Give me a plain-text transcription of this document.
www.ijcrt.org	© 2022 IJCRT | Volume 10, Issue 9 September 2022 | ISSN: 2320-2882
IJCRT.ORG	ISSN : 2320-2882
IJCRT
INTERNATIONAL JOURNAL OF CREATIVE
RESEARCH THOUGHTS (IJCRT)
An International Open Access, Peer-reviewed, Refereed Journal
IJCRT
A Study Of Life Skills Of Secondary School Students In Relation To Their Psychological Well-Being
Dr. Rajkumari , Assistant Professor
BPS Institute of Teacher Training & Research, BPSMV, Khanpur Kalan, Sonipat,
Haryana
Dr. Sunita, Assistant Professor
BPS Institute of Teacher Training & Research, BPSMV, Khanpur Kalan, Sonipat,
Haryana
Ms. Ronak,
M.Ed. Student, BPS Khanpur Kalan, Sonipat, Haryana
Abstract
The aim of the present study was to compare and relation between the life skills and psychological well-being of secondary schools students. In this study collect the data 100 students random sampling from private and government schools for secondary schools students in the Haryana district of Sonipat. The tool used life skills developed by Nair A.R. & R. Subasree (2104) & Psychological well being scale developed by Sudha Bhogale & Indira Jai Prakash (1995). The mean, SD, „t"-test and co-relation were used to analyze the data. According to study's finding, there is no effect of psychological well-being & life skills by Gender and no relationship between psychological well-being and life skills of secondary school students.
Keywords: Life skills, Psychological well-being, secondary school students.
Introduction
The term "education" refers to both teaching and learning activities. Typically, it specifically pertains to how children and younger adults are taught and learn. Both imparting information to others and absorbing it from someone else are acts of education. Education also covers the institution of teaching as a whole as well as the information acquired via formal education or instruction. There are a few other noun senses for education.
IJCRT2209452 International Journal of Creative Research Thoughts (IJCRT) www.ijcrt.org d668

------------

WHAT THIS TASK INVOLVES —
Give all the records again. Match them exactly.

RESPONSE TO THE EXERCISE —
Give me a plain-text transcription of this document.
www.ijcrt.org	© 2022 IJCRT | Volume 10, Issue 9 September 2022 | ISSN: 2320-2882
IJCRT.ORG	ISSN : 2320-2882
IJCRT
INTERNATIONAL JOURNAL OF CREATIVE
RESEARCH THOUGHTS (IJCRT)
An International Open Access, Peer-reviewed, Refereed Journal
IJCRT
A Study Of Life Skills Of Secondary School Students In Relation To Their Psychological Well-Being
Dr. Rajkumari , Assistant Professor
BPS Institute of Teacher Training & Research, BPSMV, Khanpur Kalan, Sonipat,
Haryana
Dr. Sunita, Assistant Professor
BPS Institute of Teacher Training & Research, BPSMV, Khanpur Kalan, Sonipat,
Haryana
Ms. Ronak,
M.Ed. Student, BPS Khanpur Kalan, Sonipat, Haryana
Abstract
The aim of the present study was to compare and relation between the life skills and psychological well-being of secondary schools students. In this study collect the data 100 students random sampling from private and government schools for secondary schools students in the Haryana district of Sonipat. The tool used life skills developed by Nair A.R. & R. Subasree (2104) & Psychological well being scale developed by Sudha Bhogale & Indira Jai Prakash (1995). The mean, SD, „t"-test and co-relation were used to analyze the data. According to study's finding, there is no effect of psychological well-being & life skills by Gender and no relationship between psychological well-being and life skills of secondary school students.
Keywords: Life skills, Psychological well-being, secondary school students.
Introduction
The term "education" refers to both teaching and learning activities. Typically, it specifically pertains to how children and younger adults are taught and learn. Both imparting information to others and absorbing it from someone else are acts of education. Education also covers the institution of teaching as a whole as well as the information acquired via formal education or instruction. There are a few other noun senses for education.
IJCRT2209452 International Journal of Creative Research Thoughts (IJCRT) www.ijcrt.org d668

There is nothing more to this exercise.